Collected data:
>> begin

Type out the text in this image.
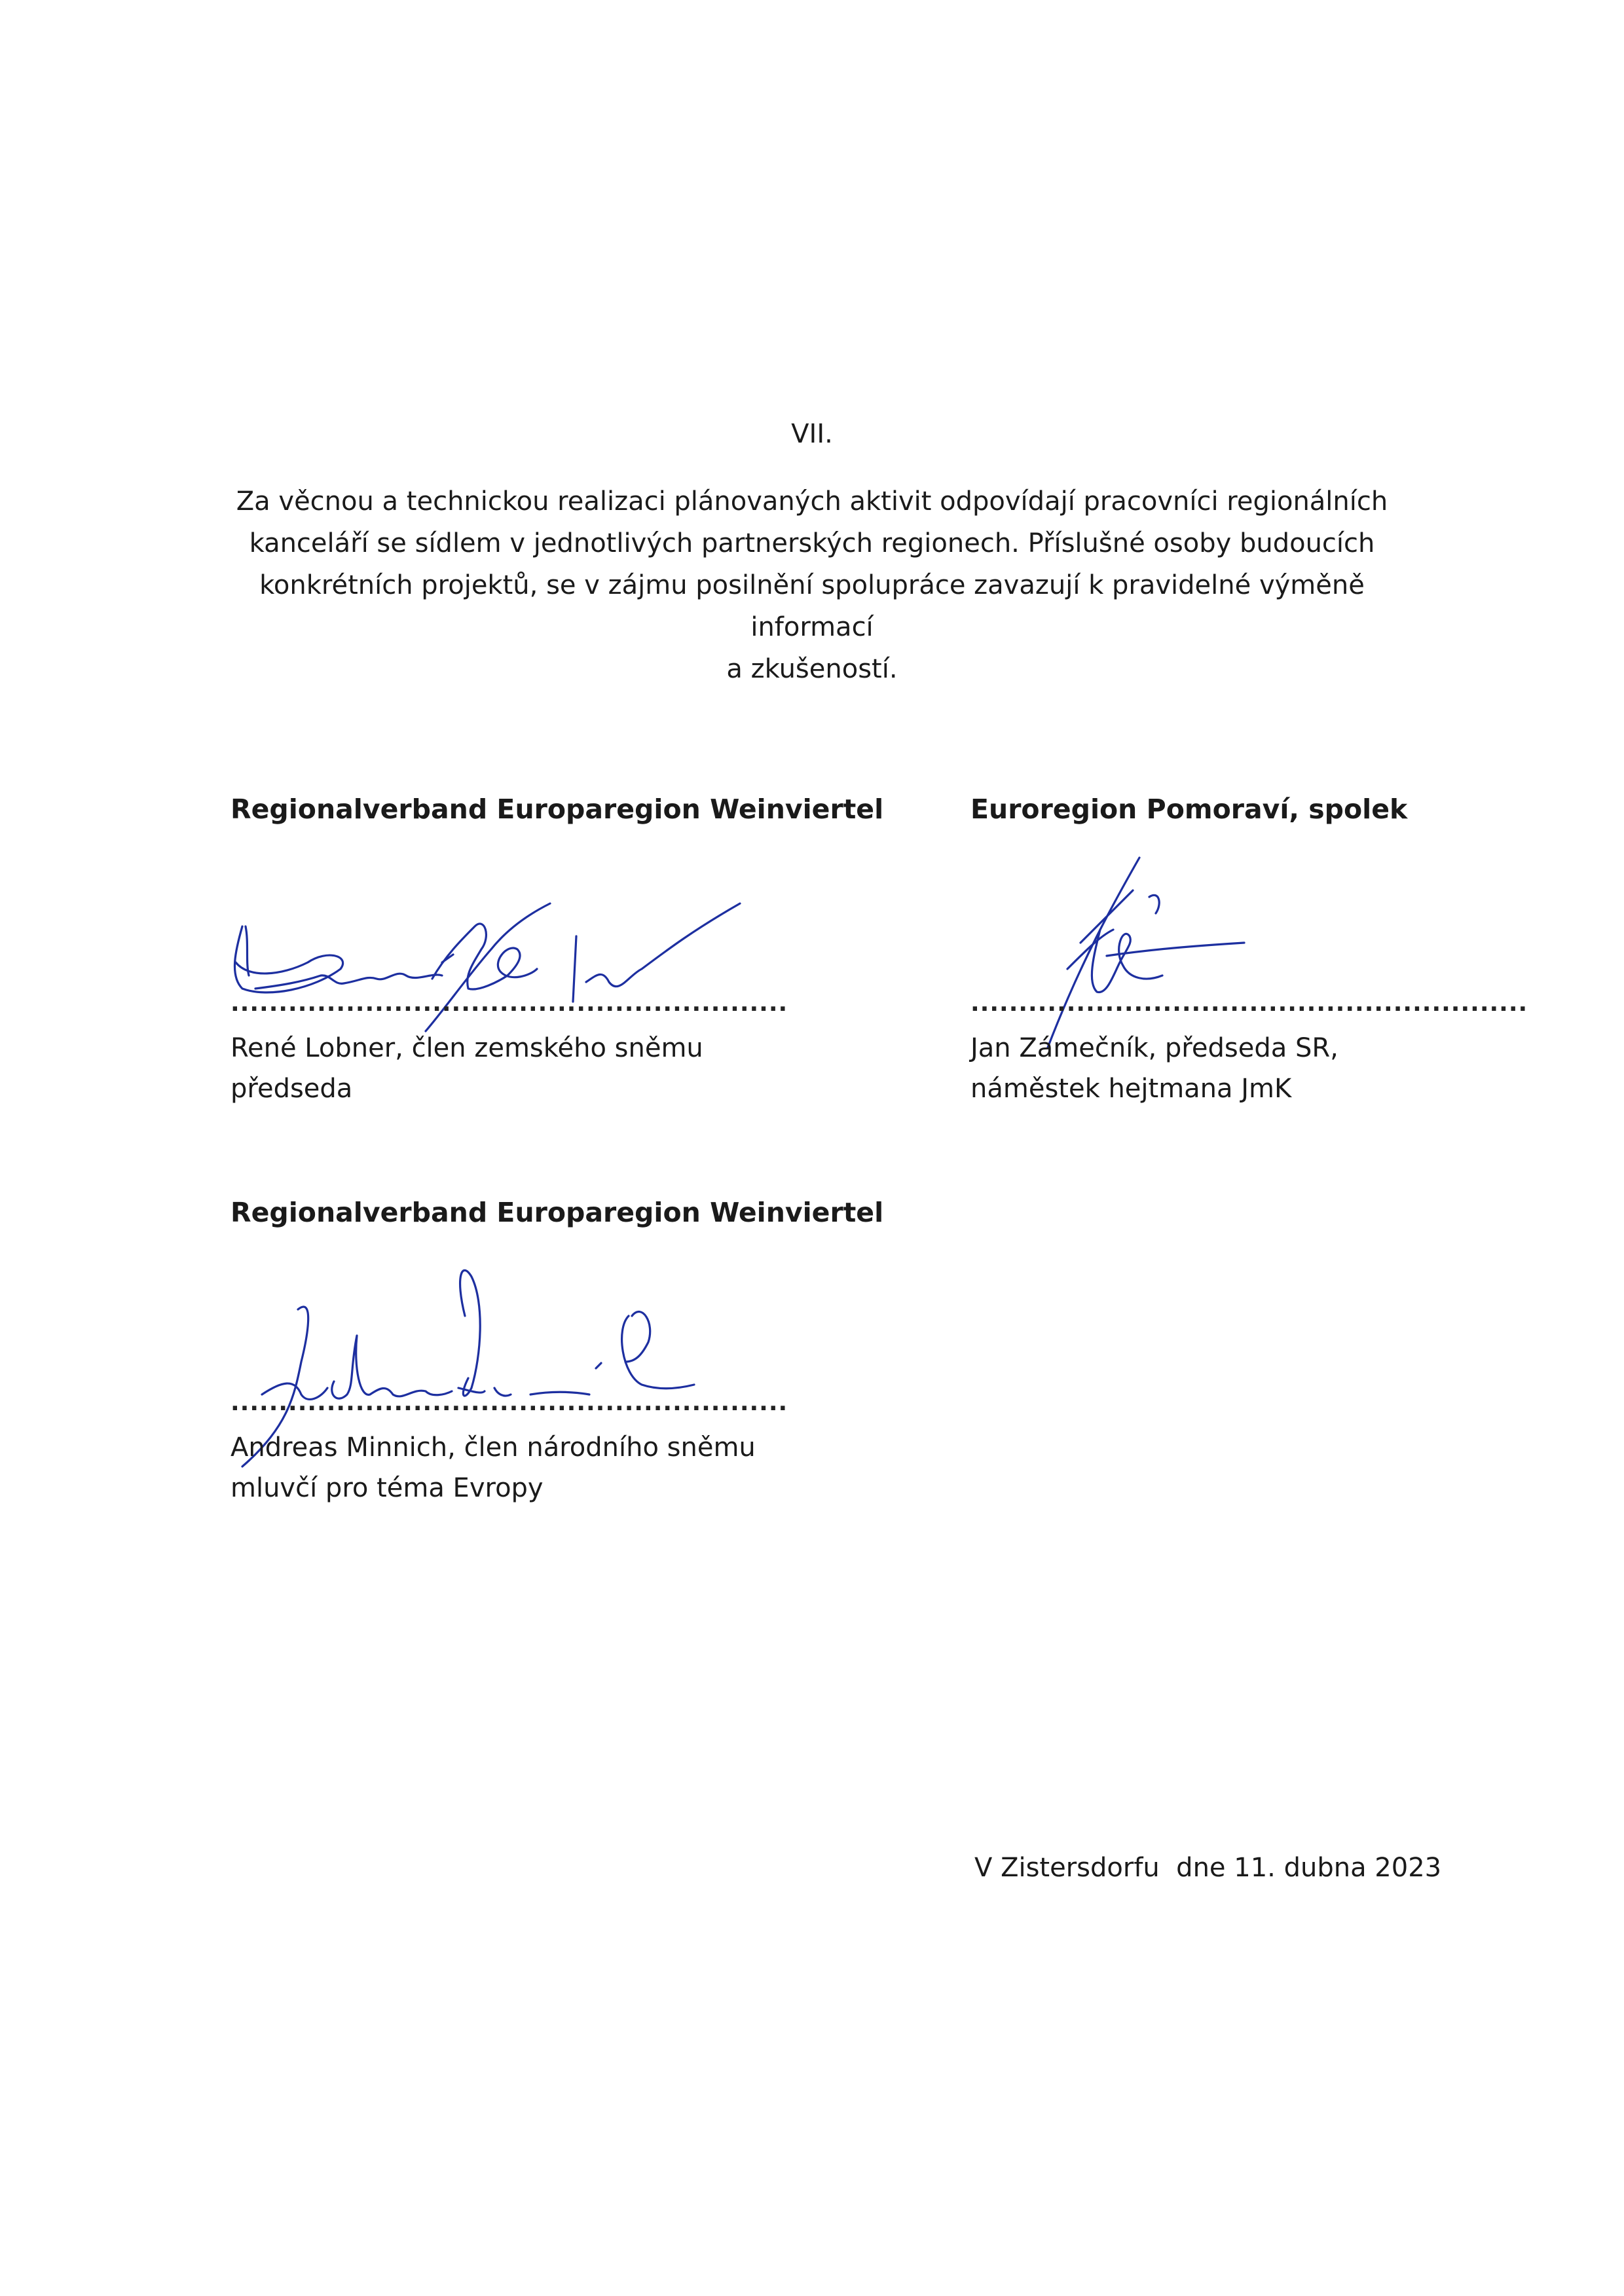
VII.
Za věcnou a technickou realizaci plánovaných aktivit odpovídají pracovníci regionálních
kanceláří se sídlem v jednotlivých partnerských regionech. Příslušné osoby budoucích
konkrétních projektů, se v zájmu posilnění spolupráce zavazují k pravidelné výměně informací
a zkušeností.
Regionalverband Europaregion Weinviertel
..........................................................
René Lobner, člen zemského sněmu
předseda
Euroregion Pomoraví, spolek
..........................................................
Jan Zámečník, předseda SR,
náměstek hejtmana JmK
Regionalverband Europaregion Weinviertel
..........................................................
Andreas Minnich, člen národního sněmu
mluvčí pro téma Evropy
V Zistersdorfu  dne 11. dubna 2023
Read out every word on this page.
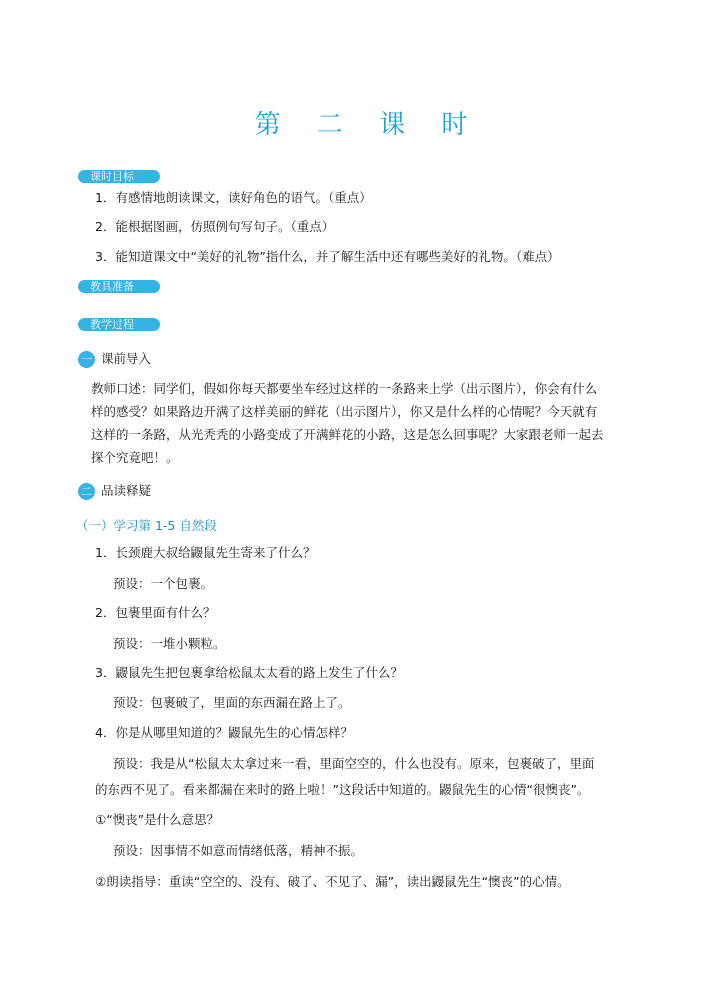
第 二 课 时
课时目标
1．有感情地朗读课文，读好角色的语气。（重点）
2．能根据图画，仿照例句写句子。（重点）
3．能知道课文中“美好的礼物”指什么，并了解生活中还有哪些美好的礼物。（难点）
教具准备
教学过程
一 课前导入

教师口述：同学们，假如你每天都要坐车经过这样的一条路来上学（出示图片），你会有什么

样的感受？如果路边开满了这样美丽的鲜花（出示图片），你又是什么样的心情呢？今天就有

这样的一条路，从光秃秃的小路变成了开满鲜花的小路，这是怎么回事呢？大家跟老师一起去

探个究竟吧！。

二 品读释疑
（一）学习第 1-5 自然段
1．长颈鹿大叔给鼹鼠先生寄来了什么？
预设：一个包裹。
2．包裹里面有什么？
预设：一堆小颗粒。
3．鼹鼠先生把包裹拿给松鼠太太看的路上发生了什么？
预设：包裹破了，里面的东西漏在路上了。
4．你是从哪里知道的？鼹鼠先生的心情怎样？
预设：我是从“松鼠太太拿过来一看，里面空空的，什么也没有。原来，包裹破了，里面
的东西不见了。看来都漏在来时的路上啦！”这段话中知道的。鼹鼠先生的心情“很懊丧”。
①“懊丧”是什么意思？
预设：因事情不如意而情绪低落，精神不振。
②朗读指导：重读“空空的、没有、破了、不见了、漏”，读出鼹鼠先生“懊丧”的心情。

>> end

Goal of the exercise:
Output an exact copy of the material, with the pictures removed.

Task response:
Type out the text in this image.
VII.
Za věcnou a technickou realizaci plánovaných aktivit odpovídají pracovníci regionálních
kanceláří se sídlem v jednotlivých partnerských regionech. Příslušné osoby budoucích
konkrétních projektů, se v zájmu posilnění spolupráce zavazují k pravidelné výměně informací
a zkušeností.
Regionalverband Europaregion Weinviertel
..........................................................
René Lobner, člen zemského sněmu
předseda
Euroregion Pomoraví, spolek
..........................................................
Jan Zámečník, předseda SR,
náměstek hejtmana JmK
Regionalverband Europaregion Weinviertel
..........................................................
Andreas Minnich, člen národního sněmu
mluvčí pro téma Evropy
V Zistersdorfu  dne 11. dubna 2023
Read out every word on this page.
第 二 课 时
课时目标
1．有感情地朗读课文，读好角色的语气。（重点）
2．能根据图画，仿照例句写句子。（重点）
3．能知道课文中“美好的礼物”指什么，并了解生活中还有哪些美好的礼物。（难点）
教具准备
教学过程
一 课前导入

教师口述：同学们，假如你每天都要坐车经过这样的一条路来上学（出示图片），你会有什么

样的感受？如果路边开满了这样美丽的鲜花（出示图片），你又是什么样的心情呢？今天就有

这样的一条路，从光秃秃的小路变成了开满鲜花的小路，这是怎么回事呢？大家跟老师一起去

探个究竟吧！。

二 品读释疑
（一）学习第 1-5 自然段
1．长颈鹿大叔给鼹鼠先生寄来了什么？
预设：一个包裹。
2．包裹里面有什么？
预设：一堆小颗粒。
3．鼹鼠先生把包裹拿给松鼠太太看的路上发生了什么？
预设：包裹破了，里面的东西漏在路上了。
4．你是从哪里知道的？鼹鼠先生的心情怎样？
预设：我是从“松鼠太太拿过来一看，里面空空的，什么也没有。原来，包裹破了，里面
的东西不见了。看来都漏在来时的路上啦！”这段话中知道的。鼹鼠先生的心情“很懊丧”。
①“懊丧”是什么意思？
预设：因事情不如意而情绪低落，精神不振。
②朗读指导：重读“空空的、没有、破了、不见了、漏”，读出鼹鼠先生“懊丧”的心情。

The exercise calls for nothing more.